**Prompt:** What follows is a set of records, each of which is to be written out exactly.

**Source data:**
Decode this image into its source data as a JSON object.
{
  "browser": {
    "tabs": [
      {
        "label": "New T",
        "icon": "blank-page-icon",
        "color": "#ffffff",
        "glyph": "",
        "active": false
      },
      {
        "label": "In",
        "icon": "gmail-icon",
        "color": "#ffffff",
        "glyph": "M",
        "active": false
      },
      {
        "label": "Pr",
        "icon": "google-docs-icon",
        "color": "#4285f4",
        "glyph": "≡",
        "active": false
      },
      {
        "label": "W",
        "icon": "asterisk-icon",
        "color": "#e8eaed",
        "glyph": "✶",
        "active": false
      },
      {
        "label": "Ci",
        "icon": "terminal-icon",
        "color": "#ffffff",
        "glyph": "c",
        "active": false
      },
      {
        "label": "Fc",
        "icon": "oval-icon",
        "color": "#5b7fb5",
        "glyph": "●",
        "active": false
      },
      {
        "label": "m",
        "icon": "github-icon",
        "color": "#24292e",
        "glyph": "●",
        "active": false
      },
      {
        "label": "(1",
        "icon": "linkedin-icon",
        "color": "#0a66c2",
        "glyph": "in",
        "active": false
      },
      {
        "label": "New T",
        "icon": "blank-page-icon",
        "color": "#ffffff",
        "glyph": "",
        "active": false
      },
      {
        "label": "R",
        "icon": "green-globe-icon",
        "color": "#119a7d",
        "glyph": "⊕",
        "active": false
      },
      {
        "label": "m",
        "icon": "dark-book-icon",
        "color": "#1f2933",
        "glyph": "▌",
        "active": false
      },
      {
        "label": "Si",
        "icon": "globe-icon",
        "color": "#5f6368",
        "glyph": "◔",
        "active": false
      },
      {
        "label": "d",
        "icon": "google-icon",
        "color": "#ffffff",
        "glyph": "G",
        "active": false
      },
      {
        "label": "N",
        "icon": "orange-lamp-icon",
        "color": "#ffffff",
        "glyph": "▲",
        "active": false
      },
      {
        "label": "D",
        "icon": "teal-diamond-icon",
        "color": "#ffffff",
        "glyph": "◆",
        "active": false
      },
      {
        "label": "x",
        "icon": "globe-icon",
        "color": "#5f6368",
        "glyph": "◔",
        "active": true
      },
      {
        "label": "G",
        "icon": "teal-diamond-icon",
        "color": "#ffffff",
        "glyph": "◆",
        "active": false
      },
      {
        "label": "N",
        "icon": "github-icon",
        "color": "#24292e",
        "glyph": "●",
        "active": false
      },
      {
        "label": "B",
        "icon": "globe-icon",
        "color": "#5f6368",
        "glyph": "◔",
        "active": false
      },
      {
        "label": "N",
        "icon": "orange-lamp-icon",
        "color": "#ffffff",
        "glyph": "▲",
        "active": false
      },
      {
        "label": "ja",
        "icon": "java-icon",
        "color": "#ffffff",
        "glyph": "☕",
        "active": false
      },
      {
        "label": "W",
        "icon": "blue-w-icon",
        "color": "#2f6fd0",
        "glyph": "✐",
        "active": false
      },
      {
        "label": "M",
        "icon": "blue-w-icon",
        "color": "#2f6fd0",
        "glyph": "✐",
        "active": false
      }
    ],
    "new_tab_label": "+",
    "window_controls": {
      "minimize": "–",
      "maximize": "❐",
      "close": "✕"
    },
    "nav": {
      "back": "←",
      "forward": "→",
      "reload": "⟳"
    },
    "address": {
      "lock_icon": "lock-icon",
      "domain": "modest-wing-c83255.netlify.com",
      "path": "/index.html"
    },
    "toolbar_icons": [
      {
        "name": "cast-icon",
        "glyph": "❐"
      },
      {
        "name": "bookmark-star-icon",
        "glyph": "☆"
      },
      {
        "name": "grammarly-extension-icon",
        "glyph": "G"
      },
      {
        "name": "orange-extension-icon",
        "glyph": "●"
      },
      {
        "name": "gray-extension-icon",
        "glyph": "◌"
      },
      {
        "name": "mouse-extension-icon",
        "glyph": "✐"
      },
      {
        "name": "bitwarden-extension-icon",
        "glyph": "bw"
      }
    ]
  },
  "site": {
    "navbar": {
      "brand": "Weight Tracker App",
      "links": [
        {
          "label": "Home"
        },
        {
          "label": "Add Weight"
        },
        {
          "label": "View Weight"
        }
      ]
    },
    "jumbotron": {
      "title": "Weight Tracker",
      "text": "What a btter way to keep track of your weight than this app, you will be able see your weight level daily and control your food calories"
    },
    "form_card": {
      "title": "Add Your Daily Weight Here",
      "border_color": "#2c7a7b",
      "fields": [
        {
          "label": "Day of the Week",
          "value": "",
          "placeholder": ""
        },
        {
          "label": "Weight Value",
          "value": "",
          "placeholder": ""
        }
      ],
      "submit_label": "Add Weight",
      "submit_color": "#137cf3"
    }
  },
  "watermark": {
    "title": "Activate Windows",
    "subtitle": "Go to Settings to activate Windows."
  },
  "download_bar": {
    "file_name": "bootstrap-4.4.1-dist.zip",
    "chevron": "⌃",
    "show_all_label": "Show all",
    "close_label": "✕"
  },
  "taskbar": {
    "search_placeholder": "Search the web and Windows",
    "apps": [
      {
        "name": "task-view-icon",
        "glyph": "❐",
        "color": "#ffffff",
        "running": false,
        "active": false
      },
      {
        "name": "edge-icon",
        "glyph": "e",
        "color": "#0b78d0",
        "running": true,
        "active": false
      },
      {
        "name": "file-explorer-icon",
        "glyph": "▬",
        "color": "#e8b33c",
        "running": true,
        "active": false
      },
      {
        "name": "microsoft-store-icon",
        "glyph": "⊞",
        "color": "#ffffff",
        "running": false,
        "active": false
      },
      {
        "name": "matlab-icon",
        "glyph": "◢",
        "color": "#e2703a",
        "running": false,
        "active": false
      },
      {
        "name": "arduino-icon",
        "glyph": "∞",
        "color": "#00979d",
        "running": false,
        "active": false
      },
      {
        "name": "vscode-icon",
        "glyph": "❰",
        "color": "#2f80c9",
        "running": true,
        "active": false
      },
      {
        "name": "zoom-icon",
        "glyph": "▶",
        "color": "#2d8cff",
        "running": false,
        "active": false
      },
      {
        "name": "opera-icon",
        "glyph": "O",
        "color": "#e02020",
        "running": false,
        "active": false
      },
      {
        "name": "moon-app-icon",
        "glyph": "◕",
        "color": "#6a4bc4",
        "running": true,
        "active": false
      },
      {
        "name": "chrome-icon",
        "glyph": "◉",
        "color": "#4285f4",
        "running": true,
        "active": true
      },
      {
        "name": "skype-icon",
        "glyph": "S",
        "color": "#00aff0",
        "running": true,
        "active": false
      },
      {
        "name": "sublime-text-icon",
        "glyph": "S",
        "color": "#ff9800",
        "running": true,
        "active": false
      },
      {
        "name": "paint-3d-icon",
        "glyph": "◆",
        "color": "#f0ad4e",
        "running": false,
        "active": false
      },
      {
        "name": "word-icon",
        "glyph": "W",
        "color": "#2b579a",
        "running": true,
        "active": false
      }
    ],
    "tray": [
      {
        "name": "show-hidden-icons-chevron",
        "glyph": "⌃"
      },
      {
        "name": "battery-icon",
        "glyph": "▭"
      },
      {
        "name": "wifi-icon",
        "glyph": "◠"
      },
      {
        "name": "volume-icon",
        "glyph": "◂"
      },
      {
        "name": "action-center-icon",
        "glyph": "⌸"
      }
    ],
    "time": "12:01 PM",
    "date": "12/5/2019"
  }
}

**Solution:**
Decode this image into its source data as a JSON object.
{
  "browser": {
    "tabs": [
      {
        "label": "New T",
        "icon": "blank-page-icon",
        "color": "#ffffff",
        "glyph": "",
        "active": false
      },
      {
        "label": "In",
        "icon": "gmail-icon",
        "color": "#ffffff",
        "glyph": "M",
        "active": false
      },
      {
        "label": "Pr",
        "icon": "google-docs-icon",
        "color": "#4285f4",
        "glyph": "≡",
        "active": false
      },
      {
        "label": "W",
        "icon": "asterisk-icon",
        "color": "#e8eaed",
        "glyph": "✶",
        "active": false
      },
      {
        "label": "Ci",
        "icon": "terminal-icon",
        "color": "#ffffff",
        "glyph": "c",
        "active": false
      },
      {
        "label": "Fc",
        "icon": "oval-icon",
        "color": "#5b7fb5",
        "glyph": "●",
        "active": false
      },
      {
        "label": "m",
        "icon": "github-icon",
        "color": "#24292e",
        "glyph": "●",
        "active": false
      },
      {
        "label": "(1",
        "icon": "linkedin-icon",
        "color": "#0a66c2",
        "glyph": "in",
        "active": false
      },
      {
        "label": "New T",
        "icon": "blank-page-icon",
        "color": "#ffffff",
        "glyph": "",
        "active": false
      },
      {
        "label": "R",
        "icon": "green-globe-icon",
        "color": "#119a7d",
        "glyph": "⊕",
        "active": false
      },
      {
        "label": "m",
        "icon": "dark-book-icon",
        "color": "#1f2933",
        "glyph": "▌",
        "active": false
      },
      {
        "label": "Si",
        "icon": "globe-icon",
        "color": "#5f6368",
        "glyph": "◔",
        "active": false
      },
      {
        "label": "d",
        "icon": "google-icon",
        "color": "#ffffff",
        "glyph": "G",
        "active": false
      },
      {
        "label": "N",
        "icon": "orange-lamp-icon",
        "color": "#ffffff",
        "glyph": "▲",
        "active": false
      },
      {
        "label": "D",
        "icon": "teal-diamond-icon",
        "color": "#ffffff",
        "glyph": "◆",
        "active": false
      },
      {
        "label": "x",
        "icon": "globe-icon",
        "color": "#5f6368",
        "glyph": "◔",
        "active": true
      },
      {
        "label": "G",
        "icon": "teal-diamond-icon",
        "color": "#ffffff",
        "glyph": "◆",
        "active": false
      },
      {
        "label": "N",
        "icon": "github-icon",
        "color": "#24292e",
        "glyph": "●",
        "active": false
      },
      {
        "label": "B",
        "icon": "globe-icon",
        "color": "#5f6368",
        "glyph": "◔",
        "active": false
      },
      {
        "label": "N",
        "icon": "orange-lamp-icon",
        "color": "#ffffff",
        "glyph": "▲",
        "active": false
      },
      {
        "label": "ja",
        "icon": "java-icon",
        "color": "#ffffff",
        "glyph": "☕",
        "active": false
      },
      {
        "label": "W",
        "icon": "blue-w-icon",
        "color": "#2f6fd0",
        "glyph": "✐",
        "active": false
      },
      {
        "label": "M",
        "icon": "blue-w-icon",
        "color": "#2f6fd0",
        "glyph": "✐",
        "active": false
      }
    ],
    "new_tab_label": "+",
    "window_controls": {
      "minimize": "–",
      "maximize": "❐",
      "close": "✕"
    },
    "nav": {
      "back": "←",
      "forward": "→",
      "reload": "⟳"
    },
    "address": {
      "lock_icon": "lock-icon",
      "domain": "modest-wing-c83255.netlify.com",
      "path": "/index.html"
    },
    "toolbar_icons": [
      {
        "name": "cast-icon",
        "glyph": "❐"
      },
      {
        "name": "bookmark-star-icon",
        "glyph": "☆"
      },
      {
        "name": "grammarly-extension-icon",
        "glyph": "G"
      },
      {
        "name": "orange-extension-icon",
        "glyph": "●"
      },
      {
        "name": "gray-extension-icon",
        "glyph": "◌"
      },
      {
        "name": "mouse-extension-icon",
        "glyph": "✐"
      },
      {
        "name": "bitwarden-extension-icon",
        "glyph": "bw"
      }
    ]
  },
  "site": {
    "navbar": {
      "brand": "Weight Tracker App",
      "links": [
        {
          "label": "Home"
        },
        {
          "label": "Add Weight"
        },
        {
          "label": "View Weight"
        }
      ]
    },
    "jumbotron": {
      "title": "Weight Tracker",
      "text": "What a btter way to keep track of your weight than this app, you will be able see your weight level daily and control your food calories"
    },
    "form_card": {
      "title": "Add Your Daily Weight Here",
      "border_color": "#2c7a7b",
      "fields": [
        {
          "label": "Day of the Week",
          "value": "",
          "placeholder": ""
        },
        {
          "label": "Weight Value",
          "value": "",
          "placeholder": ""
        }
      ],
      "submit_label": "Add Weight",
      "submit_color": "#137cf3"
    }
  },
  "watermark": {
    "title": "Activate Windows",
    "subtitle": "Go to Settings to activate Windows."
  },
  "download_bar": {
    "file_name": "bootstrap-4.4.1-dist.zip",
    "chevron": "⌃",
    "show_all_label": "Show all",
    "close_label": "✕"
  },
  "taskbar": {
    "search_placeholder": "Search the web and Windows",
    "apps": [
      {
        "name": "task-view-icon",
        "glyph": "❐",
        "color": "#ffffff",
        "running": false,
        "active": false
      },
      {
        "name": "edge-icon",
        "glyph": "e",
        "color": "#0b78d0",
        "running": true,
        "active": false
      },
      {
        "name": "file-explorer-icon",
        "glyph": "▬",
        "color": "#e8b33c",
        "running": true,
        "active": false
      },
      {
        "name": "microsoft-store-icon",
        "glyph": "⊞",
        "color": "#ffffff",
        "running": false,
        "active": false
      },
      {
        "name": "matlab-icon",
        "glyph": "◢",
        "color": "#e2703a",
        "running": false,
        "active": false
      },
      {
        "name": "arduino-icon",
        "glyph": "∞",
        "color": "#00979d",
        "running": false,
        "active": false
      },
      {
        "name": "vscode-icon",
        "glyph": "❰",
        "color": "#2f80c9",
        "running": true,
        "active": false
      },
      {
        "name": "zoom-icon",
        "glyph": "▶",
        "color": "#2d8cff",
        "running": false,
        "active": false
      },
      {
        "name": "opera-icon",
        "glyph": "O",
        "color": "#e02020",
        "running": false,
        "active": false
      },
      {
        "name": "moon-app-icon",
        "glyph": "◕",
        "color": "#6a4bc4",
        "running": true,
        "active": false
      },
      {
        "name": "chrome-icon",
        "glyph": "◉",
        "color": "#4285f4",
        "running": true,
        "active": true
      },
      {
        "name": "skype-icon",
        "glyph": "S",
        "color": "#00aff0",
        "running": true,
        "active": false
      },
      {
        "name": "sublime-text-icon",
        "glyph": "S",
        "color": "#ff9800",
        "running": true,
        "active": false
      },
      {
        "name": "paint-3d-icon",
        "glyph": "◆",
        "color": "#f0ad4e",
        "running": false,
        "active": false
      },
      {
        "name": "word-icon",
        "glyph": "W",
        "color": "#2b579a",
        "running": true,
        "active": false
      }
    ],
    "tray": [
      {
        "name": "show-hidden-icons-chevron",
        "glyph": "⌃"
      },
      {
        "name": "battery-icon",
        "glyph": "▭"
      },
      {
        "name": "wifi-icon",
        "glyph": "◠"
      },
      {
        "name": "volume-icon",
        "glyph": "◂"
      },
      {
        "name": "action-center-icon",
        "glyph": "⌸"
      }
    ],
    "time": "12:01 PM",
    "date": "12/5/2019"
  }
}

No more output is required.